(Records excerpted from a collection)
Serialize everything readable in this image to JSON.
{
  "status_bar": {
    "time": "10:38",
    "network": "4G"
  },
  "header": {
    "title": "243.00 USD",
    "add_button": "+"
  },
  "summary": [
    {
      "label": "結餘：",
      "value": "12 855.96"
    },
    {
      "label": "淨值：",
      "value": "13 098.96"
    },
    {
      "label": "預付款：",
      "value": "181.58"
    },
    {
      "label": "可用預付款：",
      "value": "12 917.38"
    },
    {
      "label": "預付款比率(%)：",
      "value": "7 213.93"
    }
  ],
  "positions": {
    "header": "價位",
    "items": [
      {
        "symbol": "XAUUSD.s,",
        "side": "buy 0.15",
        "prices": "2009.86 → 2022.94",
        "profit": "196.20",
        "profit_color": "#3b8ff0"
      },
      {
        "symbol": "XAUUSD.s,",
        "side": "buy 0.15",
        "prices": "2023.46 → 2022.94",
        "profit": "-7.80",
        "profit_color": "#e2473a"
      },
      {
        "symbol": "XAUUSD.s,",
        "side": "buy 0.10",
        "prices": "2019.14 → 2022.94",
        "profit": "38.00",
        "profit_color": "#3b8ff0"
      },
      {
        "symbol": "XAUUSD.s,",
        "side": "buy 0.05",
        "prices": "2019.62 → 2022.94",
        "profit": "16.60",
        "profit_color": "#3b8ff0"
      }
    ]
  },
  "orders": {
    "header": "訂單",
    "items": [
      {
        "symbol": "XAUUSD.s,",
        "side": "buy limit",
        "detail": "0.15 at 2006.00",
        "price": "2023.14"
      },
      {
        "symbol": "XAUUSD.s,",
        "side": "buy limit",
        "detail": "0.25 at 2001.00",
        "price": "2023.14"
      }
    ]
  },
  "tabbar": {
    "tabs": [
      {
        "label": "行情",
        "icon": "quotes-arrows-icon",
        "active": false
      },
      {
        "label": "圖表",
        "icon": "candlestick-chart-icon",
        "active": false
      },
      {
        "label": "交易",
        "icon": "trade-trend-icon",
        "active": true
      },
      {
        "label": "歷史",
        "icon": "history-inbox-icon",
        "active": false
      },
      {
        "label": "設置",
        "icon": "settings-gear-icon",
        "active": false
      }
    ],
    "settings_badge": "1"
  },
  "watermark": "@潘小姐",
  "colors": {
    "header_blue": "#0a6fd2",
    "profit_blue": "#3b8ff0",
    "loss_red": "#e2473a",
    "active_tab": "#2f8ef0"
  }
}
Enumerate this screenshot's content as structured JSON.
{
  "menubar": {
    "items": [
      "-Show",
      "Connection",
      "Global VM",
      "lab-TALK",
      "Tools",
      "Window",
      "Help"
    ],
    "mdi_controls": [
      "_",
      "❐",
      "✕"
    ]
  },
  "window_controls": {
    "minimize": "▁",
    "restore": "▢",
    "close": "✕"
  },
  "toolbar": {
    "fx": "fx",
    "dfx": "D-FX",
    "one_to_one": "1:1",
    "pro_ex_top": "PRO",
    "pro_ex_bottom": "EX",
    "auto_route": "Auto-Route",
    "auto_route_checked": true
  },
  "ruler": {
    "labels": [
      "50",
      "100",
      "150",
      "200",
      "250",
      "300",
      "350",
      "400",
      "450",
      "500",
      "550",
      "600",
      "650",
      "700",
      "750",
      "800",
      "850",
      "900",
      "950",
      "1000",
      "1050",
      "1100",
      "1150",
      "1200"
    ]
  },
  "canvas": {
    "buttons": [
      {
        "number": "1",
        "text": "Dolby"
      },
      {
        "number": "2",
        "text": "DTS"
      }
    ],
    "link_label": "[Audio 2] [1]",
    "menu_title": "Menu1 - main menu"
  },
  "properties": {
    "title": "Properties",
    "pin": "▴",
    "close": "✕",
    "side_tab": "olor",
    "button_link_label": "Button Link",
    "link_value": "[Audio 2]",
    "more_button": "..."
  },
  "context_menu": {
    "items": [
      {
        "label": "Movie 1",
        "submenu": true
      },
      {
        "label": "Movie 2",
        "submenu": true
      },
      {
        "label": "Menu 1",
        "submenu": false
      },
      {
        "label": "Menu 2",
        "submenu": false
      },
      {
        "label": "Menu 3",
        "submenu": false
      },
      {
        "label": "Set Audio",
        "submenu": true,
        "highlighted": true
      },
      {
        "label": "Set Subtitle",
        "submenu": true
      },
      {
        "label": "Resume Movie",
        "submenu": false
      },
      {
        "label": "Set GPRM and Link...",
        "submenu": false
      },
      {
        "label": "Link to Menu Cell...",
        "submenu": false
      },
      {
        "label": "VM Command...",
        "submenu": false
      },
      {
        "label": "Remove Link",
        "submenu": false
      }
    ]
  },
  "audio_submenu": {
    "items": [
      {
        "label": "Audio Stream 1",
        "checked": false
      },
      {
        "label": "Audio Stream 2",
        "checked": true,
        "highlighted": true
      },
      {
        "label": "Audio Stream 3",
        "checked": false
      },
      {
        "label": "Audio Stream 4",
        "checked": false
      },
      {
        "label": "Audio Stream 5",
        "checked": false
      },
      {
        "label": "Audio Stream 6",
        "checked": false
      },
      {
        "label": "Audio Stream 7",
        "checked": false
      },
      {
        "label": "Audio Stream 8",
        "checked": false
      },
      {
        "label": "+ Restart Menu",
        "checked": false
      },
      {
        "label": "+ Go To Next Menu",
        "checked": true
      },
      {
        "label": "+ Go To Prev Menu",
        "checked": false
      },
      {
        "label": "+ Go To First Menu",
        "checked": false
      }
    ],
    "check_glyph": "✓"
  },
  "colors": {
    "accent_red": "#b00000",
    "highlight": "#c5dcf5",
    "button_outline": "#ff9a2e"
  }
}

YOUR INSTRUCTIONS> Output the records above in their entirety, exactly.

SOLUTION TO THIS EXERCISE>
Serialize everything readable in this image to JSON.
{
  "status_bar": {
    "time": "10:38",
    "network": "4G"
  },
  "header": {
    "title": "243.00 USD",
    "add_button": "+"
  },
  "summary": [
    {
      "label": "結餘：",
      "value": "12 855.96"
    },
    {
      "label": "淨值：",
      "value": "13 098.96"
    },
    {
      "label": "預付款：",
      "value": "181.58"
    },
    {
      "label": "可用預付款：",
      "value": "12 917.38"
    },
    {
      "label": "預付款比率(%)：",
      "value": "7 213.93"
    }
  ],
  "positions": {
    "header": "價位",
    "items": [
      {
        "symbol": "XAUUSD.s,",
        "side": "buy 0.15",
        "prices": "2009.86 → 2022.94",
        "profit": "196.20",
        "profit_color": "#3b8ff0"
      },
      {
        "symbol": "XAUUSD.s,",
        "side": "buy 0.15",
        "prices": "2023.46 → 2022.94",
        "profit": "-7.80",
        "profit_color": "#e2473a"
      },
      {
        "symbol": "XAUUSD.s,",
        "side": "buy 0.10",
        "prices": "2019.14 → 2022.94",
        "profit": "38.00",
        "profit_color": "#3b8ff0"
      },
      {
        "symbol": "XAUUSD.s,",
        "side": "buy 0.05",
        "prices": "2019.62 → 2022.94",
        "profit": "16.60",
        "profit_color": "#3b8ff0"
      }
    ]
  },
  "orders": {
    "header": "訂單",
    "items": [
      {
        "symbol": "XAUUSD.s,",
        "side": "buy limit",
        "detail": "0.15 at 2006.00",
        "price": "2023.14"
      },
      {
        "symbol": "XAUUSD.s,",
        "side": "buy limit",
        "detail": "0.25 at 2001.00",
        "price": "2023.14"
      }
    ]
  },
  "tabbar": {
    "tabs": [
      {
        "label": "行情",
        "icon": "quotes-arrows-icon",
        "active": false
      },
      {
        "label": "圖表",
        "icon": "candlestick-chart-icon",
        "active": false
      },
      {
        "label": "交易",
        "icon": "trade-trend-icon",
        "active": true
      },
      {
        "label": "歷史",
        "icon": "history-inbox-icon",
        "active": false
      },
      {
        "label": "設置",
        "icon": "settings-gear-icon",
        "active": false
      }
    ],
    "settings_badge": "1"
  },
  "watermark": "@潘小姐",
  "colors": {
    "header_blue": "#0a6fd2",
    "profit_blue": "#3b8ff0",
    "loss_red": "#e2473a",
    "active_tab": "#2f8ef0"
  }
}
Enumerate this screenshot's content as structured JSON.
{
  "menubar": {
    "items": [
      "-Show",
      "Connection",
      "Global VM",
      "lab-TALK",
      "Tools",
      "Window",
      "Help"
    ],
    "mdi_controls": [
      "_",
      "❐",
      "✕"
    ]
  },
  "window_controls": {
    "minimize": "▁",
    "restore": "▢",
    "close": "✕"
  },
  "toolbar": {
    "fx": "fx",
    "dfx": "D-FX",
    "one_to_one": "1:1",
    "pro_ex_top": "PRO",
    "pro_ex_bottom": "EX",
    "auto_route": "Auto-Route",
    "auto_route_checked": true
  },
  "ruler": {
    "labels": [
      "50",
      "100",
      "150",
      "200",
      "250",
      "300",
      "350",
      "400",
      "450",
      "500",
      "550",
      "600",
      "650",
      "700",
      "750",
      "800",
      "850",
      "900",
      "950",
      "1000",
      "1050",
      "1100",
      "1150",
      "1200"
    ]
  },
  "canvas": {
    "buttons": [
      {
        "number": "1",
        "text": "Dolby"
      },
      {
        "number": "2",
        "text": "DTS"
      }
    ],
    "link_label": "[Audio 2] [1]",
    "menu_title": "Menu1 - main menu"
  },
  "properties": {
    "title": "Properties",
    "pin": "▴",
    "close": "✕",
    "side_tab": "olor",
    "button_link_label": "Button Link",
    "link_value": "[Audio 2]",
    "more_button": "..."
  },
  "context_menu": {
    "items": [
      {
        "label": "Movie 1",
        "submenu": true
      },
      {
        "label": "Movie 2",
        "submenu": true
      },
      {
        "label": "Menu 1",
        "submenu": false
      },
      {
        "label": "Menu 2",
        "submenu": false
      },
      {
        "label": "Menu 3",
        "submenu": false
      },
      {
        "label": "Set Audio",
        "submenu": true,
        "highlighted": true
      },
      {
        "label": "Set Subtitle",
        "submenu": true
      },
      {
        "label": "Resume Movie",
        "submenu": false
      },
      {
        "label": "Set GPRM and Link...",
        "submenu": false
      },
      {
        "label": "Link to Menu Cell...",
        "submenu": false
      },
      {
        "label": "VM Command...",
        "submenu": false
      },
      {
        "label": "Remove Link",
        "submenu": false
      }
    ]
  },
  "audio_submenu": {
    "items": [
      {
        "label": "Audio Stream 1",
        "checked": false
      },
      {
        "label": "Audio Stream 2",
        "checked": true,
        "highlighted": true
      },
      {
        "label": "Audio Stream 3",
        "checked": false
      },
      {
        "label": "Audio Stream 4",
        "checked": false
      },
      {
        "label": "Audio Stream 5",
        "checked": false
      },
      {
        "label": "Audio Stream 6",
        "checked": false
      },
      {
        "label": "Audio Stream 7",
        "checked": false
      },
      {
        "label": "Audio Stream 8",
        "checked": false
      },
      {
        "label": "+ Restart Menu",
        "checked": false
      },
      {
        "label": "+ Go To Next Menu",
        "checked": true
      },
      {
        "label": "+ Go To Prev Menu",
        "checked": false
      },
      {
        "label": "+ Go To First Menu",
        "checked": false
      }
    ],
    "check_glyph": "✓"
  },
  "colors": {
    "accent_red": "#b00000",
    "highlight": "#c5dcf5",
    "button_outline": "#ff9a2e"
  }
}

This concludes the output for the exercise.